[start Entries provided]

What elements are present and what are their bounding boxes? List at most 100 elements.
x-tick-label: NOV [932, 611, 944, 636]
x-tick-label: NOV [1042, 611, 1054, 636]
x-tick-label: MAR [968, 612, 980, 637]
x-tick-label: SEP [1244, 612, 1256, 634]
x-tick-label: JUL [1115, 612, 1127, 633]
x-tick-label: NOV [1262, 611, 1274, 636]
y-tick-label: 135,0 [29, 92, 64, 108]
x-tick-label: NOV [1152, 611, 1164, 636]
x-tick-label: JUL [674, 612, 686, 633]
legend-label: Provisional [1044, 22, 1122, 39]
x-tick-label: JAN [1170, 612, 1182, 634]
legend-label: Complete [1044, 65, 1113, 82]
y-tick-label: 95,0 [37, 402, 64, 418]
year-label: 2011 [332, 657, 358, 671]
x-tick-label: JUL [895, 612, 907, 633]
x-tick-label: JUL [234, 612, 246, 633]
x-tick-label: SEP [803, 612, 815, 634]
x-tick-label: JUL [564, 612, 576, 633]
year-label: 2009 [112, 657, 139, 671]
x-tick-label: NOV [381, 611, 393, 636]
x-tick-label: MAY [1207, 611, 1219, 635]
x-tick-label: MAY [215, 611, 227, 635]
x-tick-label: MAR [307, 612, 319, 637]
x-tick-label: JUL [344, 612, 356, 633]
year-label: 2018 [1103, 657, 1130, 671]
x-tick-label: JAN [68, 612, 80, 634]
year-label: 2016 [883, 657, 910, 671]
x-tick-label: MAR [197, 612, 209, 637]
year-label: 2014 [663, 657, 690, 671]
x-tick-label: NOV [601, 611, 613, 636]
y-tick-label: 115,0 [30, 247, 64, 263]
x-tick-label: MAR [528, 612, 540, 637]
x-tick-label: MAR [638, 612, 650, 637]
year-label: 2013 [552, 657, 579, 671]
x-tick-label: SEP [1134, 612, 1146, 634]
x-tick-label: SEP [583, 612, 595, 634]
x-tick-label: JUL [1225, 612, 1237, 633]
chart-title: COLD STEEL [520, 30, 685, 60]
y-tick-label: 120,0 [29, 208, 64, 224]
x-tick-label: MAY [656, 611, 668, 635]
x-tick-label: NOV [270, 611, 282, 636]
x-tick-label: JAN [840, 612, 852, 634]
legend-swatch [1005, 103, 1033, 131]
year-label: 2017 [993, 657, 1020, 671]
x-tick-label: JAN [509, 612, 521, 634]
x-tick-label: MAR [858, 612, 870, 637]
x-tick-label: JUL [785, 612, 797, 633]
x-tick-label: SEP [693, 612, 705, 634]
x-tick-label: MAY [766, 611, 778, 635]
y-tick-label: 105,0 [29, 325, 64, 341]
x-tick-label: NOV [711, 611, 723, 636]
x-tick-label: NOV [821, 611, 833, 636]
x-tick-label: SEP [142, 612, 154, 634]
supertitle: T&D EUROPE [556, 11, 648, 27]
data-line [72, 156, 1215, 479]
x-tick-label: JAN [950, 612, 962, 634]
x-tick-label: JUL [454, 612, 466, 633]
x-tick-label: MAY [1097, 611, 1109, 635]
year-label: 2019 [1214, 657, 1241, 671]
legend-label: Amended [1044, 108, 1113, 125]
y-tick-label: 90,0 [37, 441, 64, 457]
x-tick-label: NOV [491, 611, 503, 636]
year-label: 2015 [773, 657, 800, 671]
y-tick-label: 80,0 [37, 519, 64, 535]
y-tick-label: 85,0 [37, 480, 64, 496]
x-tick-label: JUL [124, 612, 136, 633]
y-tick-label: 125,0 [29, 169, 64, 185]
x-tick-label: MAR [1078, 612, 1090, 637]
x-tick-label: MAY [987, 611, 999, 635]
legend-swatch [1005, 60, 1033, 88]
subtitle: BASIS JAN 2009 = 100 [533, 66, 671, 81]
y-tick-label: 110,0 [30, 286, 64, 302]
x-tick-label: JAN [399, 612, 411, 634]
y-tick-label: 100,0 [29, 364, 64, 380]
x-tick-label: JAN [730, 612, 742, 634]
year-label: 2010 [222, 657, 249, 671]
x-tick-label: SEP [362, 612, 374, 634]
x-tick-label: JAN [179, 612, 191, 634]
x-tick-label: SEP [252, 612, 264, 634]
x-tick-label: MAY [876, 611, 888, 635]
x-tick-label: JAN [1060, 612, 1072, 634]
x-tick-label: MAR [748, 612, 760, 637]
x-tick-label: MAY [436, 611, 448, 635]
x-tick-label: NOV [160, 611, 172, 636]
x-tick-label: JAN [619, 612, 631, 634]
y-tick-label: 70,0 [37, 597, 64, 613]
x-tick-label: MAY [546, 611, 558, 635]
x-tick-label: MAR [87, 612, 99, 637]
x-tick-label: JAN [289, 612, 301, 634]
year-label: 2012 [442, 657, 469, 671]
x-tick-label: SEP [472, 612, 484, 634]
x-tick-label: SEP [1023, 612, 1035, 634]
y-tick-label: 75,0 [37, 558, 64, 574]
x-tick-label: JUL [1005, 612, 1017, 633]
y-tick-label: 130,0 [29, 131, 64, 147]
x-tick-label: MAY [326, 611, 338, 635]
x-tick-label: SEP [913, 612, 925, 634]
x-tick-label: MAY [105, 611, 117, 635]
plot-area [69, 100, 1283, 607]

[end Entries provided]

» Problem details
Please rewrite all the lines above, swapping "Provisional" for "Preliminary" and leaving everything else unchanged.

» Answer for the task
What elements are present and what are their bounding boxes? List at most 100 elements.
x-tick-label: NOV [932, 611, 944, 636]
x-tick-label: NOV [1042, 611, 1054, 636]
x-tick-label: MAR [968, 612, 980, 637]
x-tick-label: SEP [1244, 612, 1256, 634]
x-tick-label: JUL [1115, 612, 1127, 633]
x-tick-label: NOV [1262, 611, 1274, 636]
y-tick-label: 135,0 [29, 92, 64, 108]
x-tick-label: NOV [1152, 611, 1164, 636]
x-tick-label: JUL [674, 612, 686, 633]
legend-label: Preliminary [1044, 22, 1122, 39]
x-tick-label: JAN [1170, 612, 1182, 634]
legend-label: Complete [1044, 65, 1113, 82]
y-tick-label: 95,0 [37, 402, 64, 418]
year-label: 2011 [332, 657, 358, 671]
x-tick-label: JUL [895, 612, 907, 633]
x-tick-label: JUL [234, 612, 246, 633]
x-tick-label: SEP [803, 612, 815, 634]
x-tick-label: JUL [564, 612, 576, 633]
year-label: 2009 [112, 657, 139, 671]
x-tick-label: NOV [381, 611, 393, 636]
x-tick-label: MAY [1207, 611, 1219, 635]
x-tick-label: MAY [215, 611, 227, 635]
x-tick-label: MAR [307, 612, 319, 637]
x-tick-label: JUL [344, 612, 356, 633]
year-label: 2018 [1103, 657, 1130, 671]
x-tick-label: JAN [68, 612, 80, 634]
year-label: 2016 [883, 657, 910, 671]
x-tick-label: MAR [197, 612, 209, 637]
year-label: 2014 [663, 657, 690, 671]
x-tick-label: NOV [601, 611, 613, 636]
y-tick-label: 115,0 [30, 247, 64, 263]
x-tick-label: MAR [528, 612, 540, 637]
x-tick-label: MAR [638, 612, 650, 637]
year-label: 2013 [552, 657, 579, 671]
x-tick-label: SEP [1134, 612, 1146, 634]
x-tick-label: SEP [583, 612, 595, 634]
x-tick-label: JUL [1225, 612, 1237, 633]
chart-title: COLD STEEL [520, 30, 685, 60]
y-tick-label: 120,0 [29, 208, 64, 224]
x-tick-label: MAY [656, 611, 668, 635]
x-tick-label: NOV [270, 611, 282, 636]
x-tick-label: JAN [840, 612, 852, 634]
legend-swatch [1005, 103, 1033, 131]
year-label: 2017 [993, 657, 1020, 671]
x-tick-label: JAN [509, 612, 521, 634]
x-tick-label: MAR [858, 612, 870, 637]
x-tick-label: JUL [785, 612, 797, 633]
x-tick-label: SEP [693, 612, 705, 634]
x-tick-label: MAY [766, 611, 778, 635]
y-tick-label: 105,0 [29, 325, 64, 341]
x-tick-label: NOV [711, 611, 723, 636]
x-tick-label: NOV [821, 611, 833, 636]
x-tick-label: SEP [142, 612, 154, 634]
supertitle: T&D EUROPE [556, 11, 648, 27]
data-line [72, 156, 1215, 479]
x-tick-label: JAN [950, 612, 962, 634]
x-tick-label: JUL [454, 612, 466, 633]
x-tick-label: MAY [1097, 611, 1109, 635]
year-label: 2019 [1214, 657, 1241, 671]
legend-label: Amended [1044, 108, 1113, 125]
y-tick-label: 90,0 [37, 441, 64, 457]
x-tick-label: NOV [491, 611, 503, 636]
year-label: 2015 [773, 657, 800, 671]
y-tick-label: 80,0 [37, 519, 64, 535]
y-tick-label: 85,0 [37, 480, 64, 496]
x-tick-label: JUL [124, 612, 136, 633]
y-tick-label: 125,0 [29, 169, 64, 185]
x-tick-label: MAR [1078, 612, 1090, 637]
x-tick-label: MAY [987, 611, 999, 635]
legend-swatch [1005, 60, 1033, 88]
subtitle: BASIS JAN 2009 = 100 [533, 66, 671, 81]
y-tick-label: 110,0 [30, 286, 64, 302]
x-tick-label: JAN [399, 612, 411, 634]
y-tick-label: 100,0 [29, 364, 64, 380]
x-tick-label: JAN [730, 612, 742, 634]
year-label: 2010 [222, 657, 249, 671]
x-tick-label: SEP [362, 612, 374, 634]
x-tick-label: JAN [179, 612, 191, 634]
x-tick-label: SEP [252, 612, 264, 634]
x-tick-label: MAY [876, 611, 888, 635]
x-tick-label: JAN [1060, 612, 1072, 634]
x-tick-label: MAR [748, 612, 760, 637]
x-tick-label: MAY [436, 611, 448, 635]
x-tick-label: NOV [160, 611, 172, 636]
x-tick-label: JAN [619, 612, 631, 634]
y-tick-label: 70,0 [37, 597, 64, 613]
x-tick-label: MAY [546, 611, 558, 635]
x-tick-label: MAR [87, 612, 99, 637]
x-tick-label: JAN [289, 612, 301, 634]
year-label: 2012 [442, 657, 469, 671]
x-tick-label: SEP [472, 612, 484, 634]
x-tick-label: SEP [1023, 612, 1035, 634]
y-tick-label: 75,0 [37, 558, 64, 574]
x-tick-label: JUL [1005, 612, 1017, 633]
y-tick-label: 130,0 [29, 131, 64, 147]
x-tick-label: MAY [326, 611, 338, 635]
x-tick-label: SEP [913, 612, 925, 634]
x-tick-label: MAY [105, 611, 117, 635]
plot-area [69, 100, 1283, 607]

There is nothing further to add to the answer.